=== Provided information ===

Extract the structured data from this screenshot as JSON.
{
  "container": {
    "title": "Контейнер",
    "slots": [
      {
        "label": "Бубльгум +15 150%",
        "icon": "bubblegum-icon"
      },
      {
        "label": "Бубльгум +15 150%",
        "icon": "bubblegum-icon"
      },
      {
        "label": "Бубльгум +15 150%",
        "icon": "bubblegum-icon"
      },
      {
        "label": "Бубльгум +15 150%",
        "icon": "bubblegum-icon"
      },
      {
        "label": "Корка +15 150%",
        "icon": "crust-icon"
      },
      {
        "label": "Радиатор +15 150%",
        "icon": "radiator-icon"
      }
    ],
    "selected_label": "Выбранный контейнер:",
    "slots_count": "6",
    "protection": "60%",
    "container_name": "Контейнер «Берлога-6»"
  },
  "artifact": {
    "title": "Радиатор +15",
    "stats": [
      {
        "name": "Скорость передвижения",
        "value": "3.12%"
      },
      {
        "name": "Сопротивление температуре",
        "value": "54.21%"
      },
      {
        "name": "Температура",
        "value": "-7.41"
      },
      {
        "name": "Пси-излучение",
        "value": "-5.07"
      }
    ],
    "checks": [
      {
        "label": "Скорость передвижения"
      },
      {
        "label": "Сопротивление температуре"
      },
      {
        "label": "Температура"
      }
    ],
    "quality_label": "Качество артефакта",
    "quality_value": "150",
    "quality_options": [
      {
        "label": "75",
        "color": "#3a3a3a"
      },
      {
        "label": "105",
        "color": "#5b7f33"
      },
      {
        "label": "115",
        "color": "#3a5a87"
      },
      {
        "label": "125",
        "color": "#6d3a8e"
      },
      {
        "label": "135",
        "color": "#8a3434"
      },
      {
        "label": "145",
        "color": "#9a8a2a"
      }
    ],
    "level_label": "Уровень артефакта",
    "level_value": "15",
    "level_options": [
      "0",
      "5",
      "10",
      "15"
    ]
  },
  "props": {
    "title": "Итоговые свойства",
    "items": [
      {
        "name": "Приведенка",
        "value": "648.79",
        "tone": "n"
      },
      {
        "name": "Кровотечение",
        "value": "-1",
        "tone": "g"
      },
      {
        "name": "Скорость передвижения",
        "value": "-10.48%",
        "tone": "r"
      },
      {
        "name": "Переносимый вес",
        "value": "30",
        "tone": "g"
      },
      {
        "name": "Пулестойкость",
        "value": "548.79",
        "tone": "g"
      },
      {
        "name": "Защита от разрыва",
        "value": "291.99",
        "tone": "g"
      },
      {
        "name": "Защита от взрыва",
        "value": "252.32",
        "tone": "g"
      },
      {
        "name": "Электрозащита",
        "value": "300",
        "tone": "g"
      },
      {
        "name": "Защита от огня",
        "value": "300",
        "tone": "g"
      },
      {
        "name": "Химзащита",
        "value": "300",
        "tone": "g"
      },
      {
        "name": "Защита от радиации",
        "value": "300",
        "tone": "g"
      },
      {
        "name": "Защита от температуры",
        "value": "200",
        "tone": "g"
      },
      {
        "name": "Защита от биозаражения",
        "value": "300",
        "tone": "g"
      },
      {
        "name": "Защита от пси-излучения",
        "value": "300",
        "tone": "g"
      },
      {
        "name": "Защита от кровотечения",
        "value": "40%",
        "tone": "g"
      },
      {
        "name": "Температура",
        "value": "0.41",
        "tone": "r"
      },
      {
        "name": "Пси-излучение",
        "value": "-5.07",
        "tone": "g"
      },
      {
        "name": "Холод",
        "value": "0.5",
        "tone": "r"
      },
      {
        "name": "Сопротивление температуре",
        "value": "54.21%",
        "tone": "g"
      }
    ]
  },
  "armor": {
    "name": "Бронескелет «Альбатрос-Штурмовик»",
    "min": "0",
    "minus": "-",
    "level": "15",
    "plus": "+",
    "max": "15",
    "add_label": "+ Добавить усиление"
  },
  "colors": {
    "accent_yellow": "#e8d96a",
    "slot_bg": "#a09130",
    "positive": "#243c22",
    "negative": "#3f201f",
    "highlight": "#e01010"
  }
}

===

__What to produce__. Copy all the entries verbatim.

__Solved problem__.
Extract the structured data from this screenshot as JSON.
{
  "container": {
    "title": "Контейнер",
    "slots": [
      {
        "label": "Бубльгум +15 150%",
        "icon": "bubblegum-icon"
      },
      {
        "label": "Бубльгум +15 150%",
        "icon": "bubblegum-icon"
      },
      {
        "label": "Бубльгум +15 150%",
        "icon": "bubblegum-icon"
      },
      {
        "label": "Бубльгум +15 150%",
        "icon": "bubblegum-icon"
      },
      {
        "label": "Корка +15 150%",
        "icon": "crust-icon"
      },
      {
        "label": "Радиатор +15 150%",
        "icon": "radiator-icon"
      }
    ],
    "selected_label": "Выбранный контейнер:",
    "slots_count": "6",
    "protection": "60%",
    "container_name": "Контейнер «Берлога-6»"
  },
  "artifact": {
    "title": "Радиатор +15",
    "stats": [
      {
        "name": "Скорость передвижения",
        "value": "3.12%"
      },
      {
        "name": "Сопротивление температуре",
        "value": "54.21%"
      },
      {
        "name": "Температура",
        "value": "-7.41"
      },
      {
        "name": "Пси-излучение",
        "value": "-5.07"
      }
    ],
    "checks": [
      {
        "label": "Скорость передвижения"
      },
      {
        "label": "Сопротивление температуре"
      },
      {
        "label": "Температура"
      }
    ],
    "quality_label": "Качество артефакта",
    "quality_value": "150",
    "quality_options": [
      {
        "label": "75",
        "color": "#3a3a3a"
      },
      {
        "label": "105",
        "color": "#5b7f33"
      },
      {
        "label": "115",
        "color": "#3a5a87"
      },
      {
        "label": "125",
        "color": "#6d3a8e"
      },
      {
        "label": "135",
        "color": "#8a3434"
      },
      {
        "label": "145",
        "color": "#9a8a2a"
      }
    ],
    "level_label": "Уровень артефакта",
    "level_value": "15",
    "level_options": [
      "0",
      "5",
      "10",
      "15"
    ]
  },
  "props": {
    "title": "Итоговые свойства",
    "items": [
      {
        "name": "Приведенка",
        "value": "648.79",
        "tone": "n"
      },
      {
        "name": "Кровотечение",
        "value": "-1",
        "tone": "g"
      },
      {
        "name": "Скорость передвижения",
        "value": "-10.48%",
        "tone": "r"
      },
      {
        "name": "Переносимый вес",
        "value": "30",
        "tone": "g"
      },
      {
        "name": "Пулестойкость",
        "value": "548.79",
        "tone": "g"
      },
      {
        "name": "Защита от разрыва",
        "value": "291.99",
        "tone": "g"
      },
      {
        "name": "Защита от взрыва",
        "value": "252.32",
        "tone": "g"
      },
      {
        "name": "Электрозащита",
        "value": "300",
        "tone": "g"
      },
      {
        "name": "Защита от огня",
        "value": "300",
        "tone": "g"
      },
      {
        "name": "Химзащита",
        "value": "300",
        "tone": "g"
      },
      {
        "name": "Защита от радиации",
        "value": "300",
        "tone": "g"
      },
      {
        "name": "Защита от температуры",
        "value": "200",
        "tone": "g"
      },
      {
        "name": "Защита от биозаражения",
        "value": "300",
        "tone": "g"
      },
      {
        "name": "Защита от пси-излучения",
        "value": "300",
        "tone": "g"
      },
      {
        "name": "Защита от кровотечения",
        "value": "40%",
        "tone": "g"
      },
      {
        "name": "Температура",
        "value": "0.41",
        "tone": "r"
      },
      {
        "name": "Пси-излучение",
        "value": "-5.07",
        "tone": "g"
      },
      {
        "name": "Холод",
        "value": "0.5",
        "tone": "r"
      },
      {
        "name": "Сопротивление температуре",
        "value": "54.21%",
        "tone": "g"
      }
    ]
  },
  "armor": {
    "name": "Бронескелет «Альбатрос-Штурмовик»",
    "min": "0",
    "minus": "-",
    "level": "15",
    "plus": "+",
    "max": "15",
    "add_label": "+ Добавить усиление"
  },
  "colors": {
    "accent_yellow": "#e8d96a",
    "slot_bg": "#a09130",
    "positive": "#243c22",
    "negative": "#3f201f",
    "highlight": "#e01010"
  }
}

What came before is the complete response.